### DIRECTIVE
Pick every line with "born" from the material below.

━━━━━ THE DATA ━━━━━

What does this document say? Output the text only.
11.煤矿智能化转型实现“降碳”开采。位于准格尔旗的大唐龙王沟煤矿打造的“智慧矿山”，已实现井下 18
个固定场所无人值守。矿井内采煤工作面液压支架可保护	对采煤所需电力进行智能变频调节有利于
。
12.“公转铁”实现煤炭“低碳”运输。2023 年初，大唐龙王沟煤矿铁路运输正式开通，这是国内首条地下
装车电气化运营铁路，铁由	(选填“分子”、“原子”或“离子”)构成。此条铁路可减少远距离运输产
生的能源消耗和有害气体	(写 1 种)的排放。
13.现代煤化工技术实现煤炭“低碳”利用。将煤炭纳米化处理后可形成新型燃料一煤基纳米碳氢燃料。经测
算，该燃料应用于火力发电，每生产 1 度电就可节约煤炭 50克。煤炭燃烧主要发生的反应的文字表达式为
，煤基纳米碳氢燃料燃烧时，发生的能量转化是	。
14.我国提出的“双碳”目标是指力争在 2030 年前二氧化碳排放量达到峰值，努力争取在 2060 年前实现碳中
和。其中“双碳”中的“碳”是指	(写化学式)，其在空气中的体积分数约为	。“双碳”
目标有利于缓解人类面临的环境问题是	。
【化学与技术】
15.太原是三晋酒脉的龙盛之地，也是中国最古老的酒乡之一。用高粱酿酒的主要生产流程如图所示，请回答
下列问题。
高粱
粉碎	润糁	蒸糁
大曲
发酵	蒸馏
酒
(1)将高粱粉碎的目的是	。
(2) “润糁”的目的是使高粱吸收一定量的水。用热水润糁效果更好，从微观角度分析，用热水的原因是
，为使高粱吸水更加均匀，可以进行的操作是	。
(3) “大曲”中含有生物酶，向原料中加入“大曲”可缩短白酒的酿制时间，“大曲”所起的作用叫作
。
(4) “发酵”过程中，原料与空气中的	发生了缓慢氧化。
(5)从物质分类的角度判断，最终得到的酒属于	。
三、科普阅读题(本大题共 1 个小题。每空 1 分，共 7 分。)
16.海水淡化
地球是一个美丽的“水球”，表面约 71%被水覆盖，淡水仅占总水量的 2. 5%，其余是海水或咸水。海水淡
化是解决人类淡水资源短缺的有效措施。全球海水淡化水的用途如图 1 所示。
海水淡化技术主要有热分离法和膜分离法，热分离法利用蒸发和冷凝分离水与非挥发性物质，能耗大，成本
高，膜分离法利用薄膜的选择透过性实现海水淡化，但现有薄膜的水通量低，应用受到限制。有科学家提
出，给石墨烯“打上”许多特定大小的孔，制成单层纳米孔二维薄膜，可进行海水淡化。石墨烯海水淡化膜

━━━━━
━━━━━ THE DATA ━━━━━

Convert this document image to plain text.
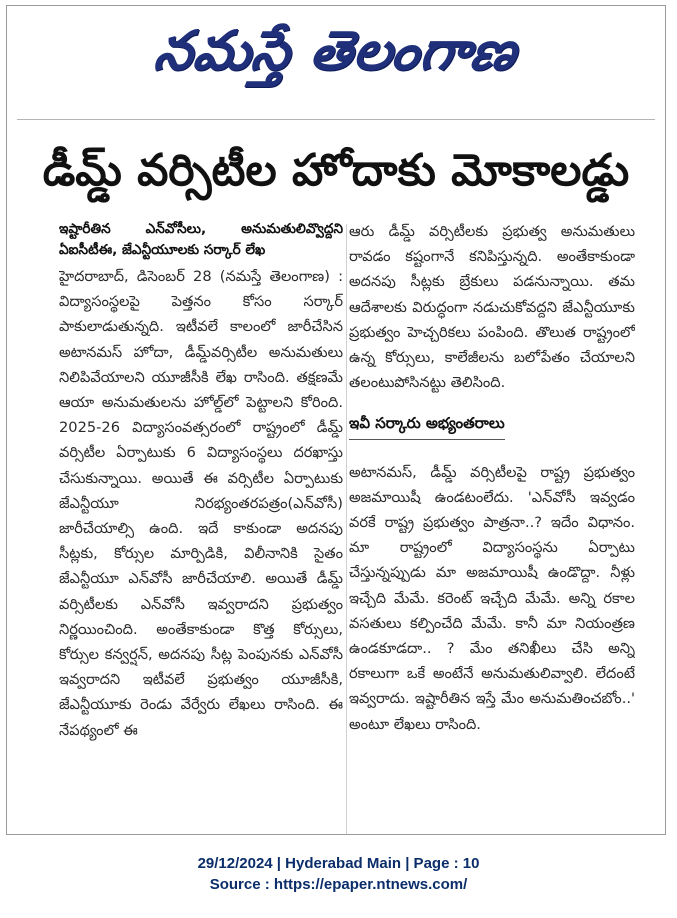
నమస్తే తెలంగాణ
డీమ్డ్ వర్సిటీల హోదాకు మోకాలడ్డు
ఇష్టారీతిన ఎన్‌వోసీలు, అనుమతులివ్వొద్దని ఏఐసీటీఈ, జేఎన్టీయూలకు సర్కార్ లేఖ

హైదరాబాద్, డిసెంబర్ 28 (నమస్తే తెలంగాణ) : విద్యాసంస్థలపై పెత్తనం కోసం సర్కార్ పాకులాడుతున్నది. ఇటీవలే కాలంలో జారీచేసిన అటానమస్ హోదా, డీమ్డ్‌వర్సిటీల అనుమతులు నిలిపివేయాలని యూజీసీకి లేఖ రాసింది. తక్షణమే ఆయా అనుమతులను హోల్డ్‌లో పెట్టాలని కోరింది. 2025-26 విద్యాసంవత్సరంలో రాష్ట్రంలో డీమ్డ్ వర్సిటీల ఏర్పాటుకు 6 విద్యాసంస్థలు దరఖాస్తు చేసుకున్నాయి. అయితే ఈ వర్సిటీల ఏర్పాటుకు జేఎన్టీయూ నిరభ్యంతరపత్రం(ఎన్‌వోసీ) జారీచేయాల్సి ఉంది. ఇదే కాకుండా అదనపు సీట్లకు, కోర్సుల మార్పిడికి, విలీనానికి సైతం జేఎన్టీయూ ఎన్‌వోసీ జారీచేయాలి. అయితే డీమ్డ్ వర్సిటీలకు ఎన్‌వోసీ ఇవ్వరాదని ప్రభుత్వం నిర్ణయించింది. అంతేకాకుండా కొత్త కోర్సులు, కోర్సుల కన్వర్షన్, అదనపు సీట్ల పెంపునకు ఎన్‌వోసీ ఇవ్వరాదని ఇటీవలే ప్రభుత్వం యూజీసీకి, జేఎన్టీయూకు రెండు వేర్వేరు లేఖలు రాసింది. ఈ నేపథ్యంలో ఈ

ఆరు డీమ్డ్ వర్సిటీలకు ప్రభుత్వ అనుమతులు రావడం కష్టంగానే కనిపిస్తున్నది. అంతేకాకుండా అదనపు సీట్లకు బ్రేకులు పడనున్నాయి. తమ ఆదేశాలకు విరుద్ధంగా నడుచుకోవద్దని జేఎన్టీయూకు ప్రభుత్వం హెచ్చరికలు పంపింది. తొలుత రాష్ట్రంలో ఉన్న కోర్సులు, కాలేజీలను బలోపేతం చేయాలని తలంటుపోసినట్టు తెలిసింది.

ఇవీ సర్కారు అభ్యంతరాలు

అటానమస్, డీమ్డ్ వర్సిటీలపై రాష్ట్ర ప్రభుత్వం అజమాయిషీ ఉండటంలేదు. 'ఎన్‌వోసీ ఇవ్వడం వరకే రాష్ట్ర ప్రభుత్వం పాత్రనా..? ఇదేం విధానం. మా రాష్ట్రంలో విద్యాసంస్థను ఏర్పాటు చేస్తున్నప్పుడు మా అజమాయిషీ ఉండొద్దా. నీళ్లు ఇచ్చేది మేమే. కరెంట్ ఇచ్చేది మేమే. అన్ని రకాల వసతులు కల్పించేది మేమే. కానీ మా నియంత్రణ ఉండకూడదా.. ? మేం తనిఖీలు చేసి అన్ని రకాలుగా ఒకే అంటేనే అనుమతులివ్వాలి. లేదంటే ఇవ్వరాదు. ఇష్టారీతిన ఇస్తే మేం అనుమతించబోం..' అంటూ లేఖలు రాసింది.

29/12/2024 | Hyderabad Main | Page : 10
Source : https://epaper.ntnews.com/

━━━━━
━━━━━ THE DATA ━━━━━

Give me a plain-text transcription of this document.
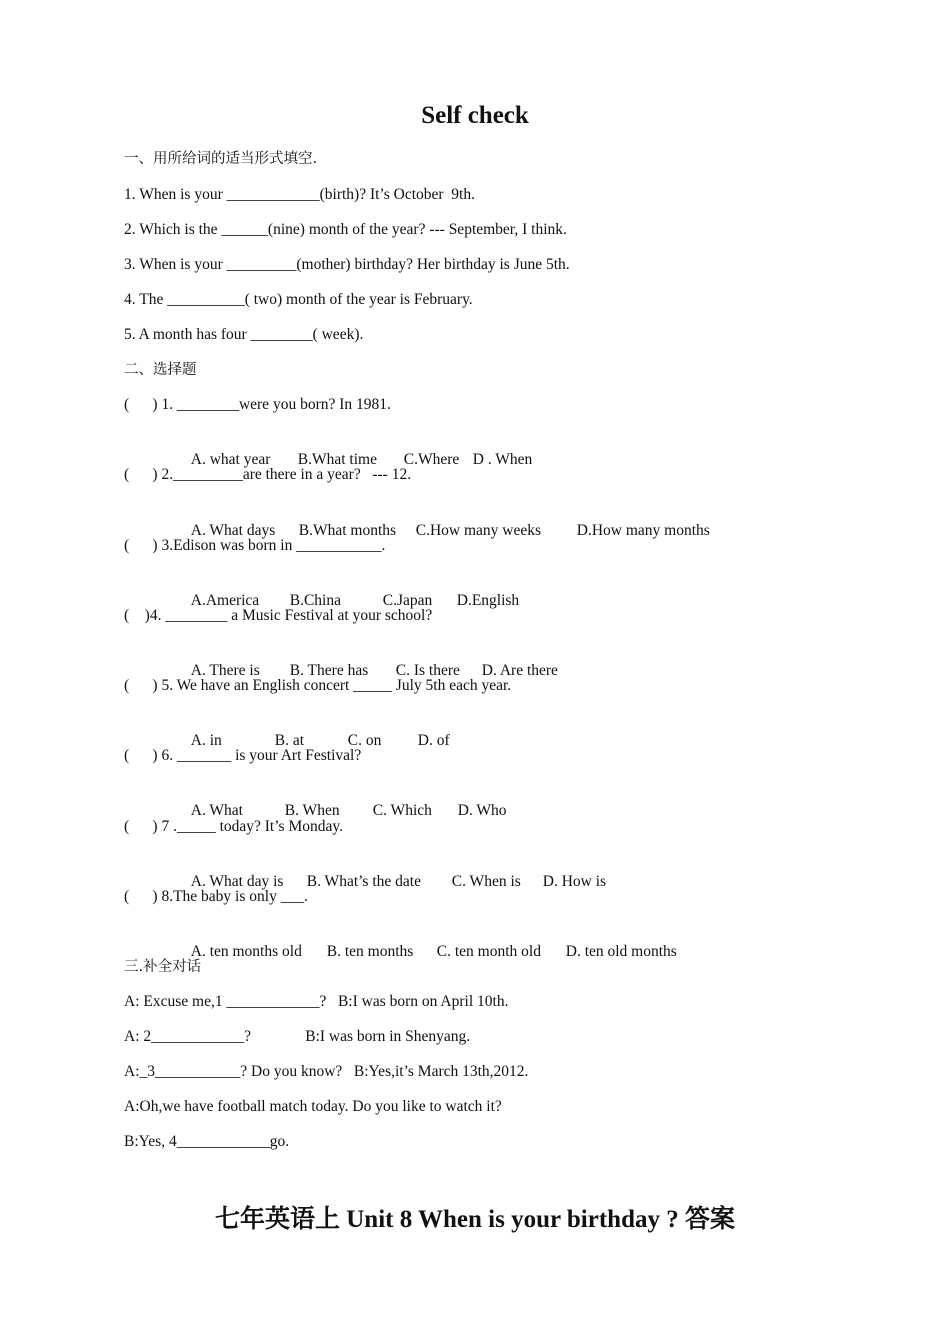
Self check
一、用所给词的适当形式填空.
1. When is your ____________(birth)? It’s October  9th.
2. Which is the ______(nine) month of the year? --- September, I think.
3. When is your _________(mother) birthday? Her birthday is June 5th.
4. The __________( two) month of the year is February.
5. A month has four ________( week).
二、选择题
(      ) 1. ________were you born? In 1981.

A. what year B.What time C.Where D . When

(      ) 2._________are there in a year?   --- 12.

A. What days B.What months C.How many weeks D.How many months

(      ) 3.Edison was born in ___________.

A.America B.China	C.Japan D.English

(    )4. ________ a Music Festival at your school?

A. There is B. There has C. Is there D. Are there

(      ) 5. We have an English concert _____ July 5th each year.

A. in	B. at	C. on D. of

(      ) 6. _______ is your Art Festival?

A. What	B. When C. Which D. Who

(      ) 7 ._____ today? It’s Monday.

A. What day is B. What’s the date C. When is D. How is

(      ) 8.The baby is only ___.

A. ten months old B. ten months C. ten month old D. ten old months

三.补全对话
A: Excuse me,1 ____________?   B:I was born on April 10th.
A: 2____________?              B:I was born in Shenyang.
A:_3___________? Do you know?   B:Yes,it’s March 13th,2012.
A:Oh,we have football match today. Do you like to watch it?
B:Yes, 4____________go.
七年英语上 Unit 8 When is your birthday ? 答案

━━━━━

### THE RESPONSE
(      ) 1. ________were you born? In 1981.
(      ) 3.Edison was born in ___________.
A: Excuse me,1 ____________?   B:I was born on April 10th.
A: 2____________?              B:I was born in Shenyang.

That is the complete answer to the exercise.